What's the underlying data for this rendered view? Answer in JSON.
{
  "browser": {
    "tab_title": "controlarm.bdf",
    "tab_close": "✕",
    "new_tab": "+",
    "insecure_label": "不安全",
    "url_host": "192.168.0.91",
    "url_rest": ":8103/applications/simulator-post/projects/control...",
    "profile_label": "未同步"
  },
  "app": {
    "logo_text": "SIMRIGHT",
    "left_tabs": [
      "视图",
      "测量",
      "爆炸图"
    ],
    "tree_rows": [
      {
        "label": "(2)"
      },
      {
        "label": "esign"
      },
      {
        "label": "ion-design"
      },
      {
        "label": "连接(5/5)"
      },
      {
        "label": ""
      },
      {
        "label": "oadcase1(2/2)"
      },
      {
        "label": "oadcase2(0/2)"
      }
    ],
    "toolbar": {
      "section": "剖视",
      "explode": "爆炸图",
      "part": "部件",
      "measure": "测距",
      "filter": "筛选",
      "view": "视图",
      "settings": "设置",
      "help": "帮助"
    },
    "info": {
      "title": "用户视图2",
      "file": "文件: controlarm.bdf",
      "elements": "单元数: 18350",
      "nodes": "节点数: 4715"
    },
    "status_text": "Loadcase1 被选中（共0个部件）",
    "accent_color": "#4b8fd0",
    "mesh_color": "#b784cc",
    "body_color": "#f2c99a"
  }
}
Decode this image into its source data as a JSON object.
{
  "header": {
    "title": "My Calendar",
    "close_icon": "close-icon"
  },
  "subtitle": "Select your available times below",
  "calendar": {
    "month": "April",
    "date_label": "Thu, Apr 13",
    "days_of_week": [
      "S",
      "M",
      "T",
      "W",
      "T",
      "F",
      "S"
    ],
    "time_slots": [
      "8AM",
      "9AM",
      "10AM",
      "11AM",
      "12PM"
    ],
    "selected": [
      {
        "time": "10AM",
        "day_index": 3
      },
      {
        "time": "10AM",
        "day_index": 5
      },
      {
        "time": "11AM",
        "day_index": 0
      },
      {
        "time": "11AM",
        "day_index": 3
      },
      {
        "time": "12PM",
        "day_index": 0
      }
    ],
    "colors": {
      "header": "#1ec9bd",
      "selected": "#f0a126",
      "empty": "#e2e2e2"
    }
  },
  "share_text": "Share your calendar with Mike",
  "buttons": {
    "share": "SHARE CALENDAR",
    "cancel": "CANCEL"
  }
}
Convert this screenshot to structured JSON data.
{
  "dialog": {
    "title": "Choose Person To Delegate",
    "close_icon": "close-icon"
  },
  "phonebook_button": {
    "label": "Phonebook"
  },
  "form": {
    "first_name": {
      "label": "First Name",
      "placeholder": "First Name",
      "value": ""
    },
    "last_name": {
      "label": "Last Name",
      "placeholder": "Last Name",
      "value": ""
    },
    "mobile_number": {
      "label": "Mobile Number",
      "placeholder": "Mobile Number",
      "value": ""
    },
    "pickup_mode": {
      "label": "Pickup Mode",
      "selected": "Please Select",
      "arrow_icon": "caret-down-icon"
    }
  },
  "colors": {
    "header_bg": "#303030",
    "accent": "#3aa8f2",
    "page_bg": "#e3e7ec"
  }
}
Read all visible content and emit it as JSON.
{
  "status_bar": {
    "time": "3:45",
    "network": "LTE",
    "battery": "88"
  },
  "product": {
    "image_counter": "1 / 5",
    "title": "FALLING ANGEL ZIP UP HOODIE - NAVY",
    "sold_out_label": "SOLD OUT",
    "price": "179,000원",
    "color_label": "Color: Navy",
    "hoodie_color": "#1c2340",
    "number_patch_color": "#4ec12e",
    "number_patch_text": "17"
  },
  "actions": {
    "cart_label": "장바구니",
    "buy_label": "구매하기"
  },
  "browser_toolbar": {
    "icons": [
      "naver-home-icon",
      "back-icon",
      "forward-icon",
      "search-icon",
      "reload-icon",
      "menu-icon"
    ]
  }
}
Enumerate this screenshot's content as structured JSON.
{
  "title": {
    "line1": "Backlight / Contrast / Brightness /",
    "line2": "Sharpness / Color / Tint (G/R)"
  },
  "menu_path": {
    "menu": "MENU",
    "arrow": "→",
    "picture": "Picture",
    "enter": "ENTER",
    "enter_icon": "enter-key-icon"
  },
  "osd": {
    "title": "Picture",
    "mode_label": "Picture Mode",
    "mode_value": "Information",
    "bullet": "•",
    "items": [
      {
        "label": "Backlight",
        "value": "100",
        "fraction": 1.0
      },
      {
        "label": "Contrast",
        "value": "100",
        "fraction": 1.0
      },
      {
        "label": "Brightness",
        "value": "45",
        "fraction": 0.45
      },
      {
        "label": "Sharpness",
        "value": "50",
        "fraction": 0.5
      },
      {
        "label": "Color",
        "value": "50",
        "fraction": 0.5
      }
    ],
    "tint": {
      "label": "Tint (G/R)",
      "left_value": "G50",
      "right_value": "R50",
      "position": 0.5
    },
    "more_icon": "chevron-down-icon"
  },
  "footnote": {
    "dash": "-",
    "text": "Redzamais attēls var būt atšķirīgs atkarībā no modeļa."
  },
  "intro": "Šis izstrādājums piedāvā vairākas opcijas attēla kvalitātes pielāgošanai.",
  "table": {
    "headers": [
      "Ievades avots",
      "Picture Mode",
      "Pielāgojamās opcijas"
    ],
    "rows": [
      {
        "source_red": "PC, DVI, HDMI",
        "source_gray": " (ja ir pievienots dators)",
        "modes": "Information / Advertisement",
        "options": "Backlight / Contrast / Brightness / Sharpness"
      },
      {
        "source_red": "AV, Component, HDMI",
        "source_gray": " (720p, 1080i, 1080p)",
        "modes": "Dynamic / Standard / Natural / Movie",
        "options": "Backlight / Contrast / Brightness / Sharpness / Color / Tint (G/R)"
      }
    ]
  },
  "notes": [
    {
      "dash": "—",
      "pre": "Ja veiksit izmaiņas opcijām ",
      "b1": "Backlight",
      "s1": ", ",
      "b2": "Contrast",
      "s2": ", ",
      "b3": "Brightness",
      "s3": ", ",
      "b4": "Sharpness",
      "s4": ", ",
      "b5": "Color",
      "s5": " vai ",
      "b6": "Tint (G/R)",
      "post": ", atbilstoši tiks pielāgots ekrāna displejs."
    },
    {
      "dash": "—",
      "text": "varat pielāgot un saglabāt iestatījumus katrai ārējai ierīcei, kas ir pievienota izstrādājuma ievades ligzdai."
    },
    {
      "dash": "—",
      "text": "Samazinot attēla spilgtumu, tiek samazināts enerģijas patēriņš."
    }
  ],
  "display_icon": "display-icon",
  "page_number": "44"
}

_ _ _ _ _ _ _

# [Given task]
Copy out the material above in its entirety. Every detail must match.

# [Solution for this problem]
What's the underlying data for this rendered view? Answer in JSON.
{
  "browser": {
    "tab_title": "controlarm.bdf",
    "tab_close": "✕",
    "new_tab": "+",
    "insecure_label": "不安全",
    "url_host": "192.168.0.91",
    "url_rest": ":8103/applications/simulator-post/projects/control...",
    "profile_label": "未同步"
  },
  "app": {
    "logo_text": "SIMRIGHT",
    "left_tabs": [
      "视图",
      "测量",
      "爆炸图"
    ],
    "tree_rows": [
      {
        "label": "(2)"
      },
      {
        "label": "esign"
      },
      {
        "label": "ion-design"
      },
      {
        "label": "连接(5/5)"
      },
      {
        "label": ""
      },
      {
        "label": "oadcase1(2/2)"
      },
      {
        "label": "oadcase2(0/2)"
      }
    ],
    "toolbar": {
      "section": "剖视",
      "explode": "爆炸图",
      "part": "部件",
      "measure": "测距",
      "filter": "筛选",
      "view": "视图",
      "settings": "设置",
      "help": "帮助"
    },
    "info": {
      "title": "用户视图2",
      "file": "文件: controlarm.bdf",
      "elements": "单元数: 18350",
      "nodes": "节点数: 4715"
    },
    "status_text": "Loadcase1 被选中（共0个部件）",
    "accent_color": "#4b8fd0",
    "mesh_color": "#b784cc",
    "body_color": "#f2c99a"
  }
}
Decode this image into its source data as a JSON object.
{
  "header": {
    "title": "My Calendar",
    "close_icon": "close-icon"
  },
  "subtitle": "Select your available times below",
  "calendar": {
    "month": "April",
    "date_label": "Thu, Apr 13",
    "days_of_week": [
      "S",
      "M",
      "T",
      "W",
      "T",
      "F",
      "S"
    ],
    "time_slots": [
      "8AM",
      "9AM",
      "10AM",
      "11AM",
      "12PM"
    ],
    "selected": [
      {
        "time": "10AM",
        "day_index": 3
      },
      {
        "time": "10AM",
        "day_index": 5
      },
      {
        "time": "11AM",
        "day_index": 0
      },
      {
        "time": "11AM",
        "day_index": 3
      },
      {
        "time": "12PM",
        "day_index": 0
      }
    ],
    "colors": {
      "header": "#1ec9bd",
      "selected": "#f0a126",
      "empty": "#e2e2e2"
    }
  },
  "share_text": "Share your calendar with Mike",
  "buttons": {
    "share": "SHARE CALENDAR",
    "cancel": "CANCEL"
  }
}
Convert this screenshot to structured JSON data.
{
  "dialog": {
    "title": "Choose Person To Delegate",
    "close_icon": "close-icon"
  },
  "phonebook_button": {
    "label": "Phonebook"
  },
  "form": {
    "first_name": {
      "label": "First Name",
      "placeholder": "First Name",
      "value": ""
    },
    "last_name": {
      "label": "Last Name",
      "placeholder": "Last Name",
      "value": ""
    },
    "mobile_number": {
      "label": "Mobile Number",
      "placeholder": "Mobile Number",
      "value": ""
    },
    "pickup_mode": {
      "label": "Pickup Mode",
      "selected": "Please Select",
      "arrow_icon": "caret-down-icon"
    }
  },
  "colors": {
    "header_bg": "#303030",
    "accent": "#3aa8f2",
    "page_bg": "#e3e7ec"
  }
}
Read all visible content and emit it as JSON.
{
  "status_bar": {
    "time": "3:45",
    "network": "LTE",
    "battery": "88"
  },
  "product": {
    "image_counter": "1 / 5",
    "title": "FALLING ANGEL ZIP UP HOODIE - NAVY",
    "sold_out_label": "SOLD OUT",
    "price": "179,000원",
    "color_label": "Color: Navy",
    "hoodie_color": "#1c2340",
    "number_patch_color": "#4ec12e",
    "number_patch_text": "17"
  },
  "actions": {
    "cart_label": "장바구니",
    "buy_label": "구매하기"
  },
  "browser_toolbar": {
    "icons": [
      "naver-home-icon",
      "back-icon",
      "forward-icon",
      "search-icon",
      "reload-icon",
      "menu-icon"
    ]
  }
}
Enumerate this screenshot's content as structured JSON.
{
  "title": {
    "line1": "Backlight / Contrast / Brightness /",
    "line2": "Sharpness / Color / Tint (G/R)"
  },
  "menu_path": {
    "menu": "MENU",
    "arrow": "→",
    "picture": "Picture",
    "enter": "ENTER",
    "enter_icon": "enter-key-icon"
  },
  "osd": {
    "title": "Picture",
    "mode_label": "Picture Mode",
    "mode_value": "Information",
    "bullet": "•",
    "items": [
      {
        "label": "Backlight",
        "value": "100",
        "fraction": 1.0
      },
      {
        "label": "Contrast",
        "value": "100",
        "fraction": 1.0
      },
      {
        "label": "Brightness",
        "value": "45",
        "fraction": 0.45
      },
      {
        "label": "Sharpness",
        "value": "50",
        "fraction": 0.5
      },
      {
        "label": "Color",
        "value": "50",
        "fraction": 0.5
      }
    ],
    "tint": {
      "label": "Tint (G/R)",
      "left_value": "G50",
      "right_value": "R50",
      "position": 0.5
    },
    "more_icon": "chevron-down-icon"
  },
  "footnote": {
    "dash": "-",
    "text": "Redzamais attēls var būt atšķirīgs atkarībā no modeļa."
  },
  "intro": "Šis izstrādājums piedāvā vairākas opcijas attēla kvalitātes pielāgošanai.",
  "table": {
    "headers": [
      "Ievades avots",
      "Picture Mode",
      "Pielāgojamās opcijas"
    ],
    "rows": [
      {
        "source_red": "PC, DVI, HDMI",
        "source_gray": " (ja ir pievienots dators)",
        "modes": "Information / Advertisement",
        "options": "Backlight / Contrast / Brightness / Sharpness"
      },
      {
        "source_red": "AV, Component, HDMI",
        "source_gray": " (720p, 1080i, 1080p)",
        "modes": "Dynamic / Standard / Natural / Movie",
        "options": "Backlight / Contrast / Brightness / Sharpness / Color / Tint (G/R)"
      }
    ]
  },
  "notes": [
    {
      "dash": "—",
      "pre": "Ja veiksit izmaiņas opcijām ",
      "b1": "Backlight",
      "s1": ", ",
      "b2": "Contrast",
      "s2": ", ",
      "b3": "Brightness",
      "s3": ", ",
      "b4": "Sharpness",
      "s4": ", ",
      "b5": "Color",
      "s5": " vai ",
      "b6": "Tint (G/R)",
      "post": ", atbilstoši tiks pielāgots ekrāna displejs."
    },
    {
      "dash": "—",
      "text": "varat pielāgot un saglabāt iestatījumus katrai ārējai ierīcei, kas ir pievienota izstrādājuma ievades ligzdai."
    },
    {
      "dash": "—",
      "text": "Samazinot attēla spilgtumu, tiek samazināts enerģijas patēriņš."
    }
  ],
  "display_icon": "display-icon",
  "page_number": "44"
}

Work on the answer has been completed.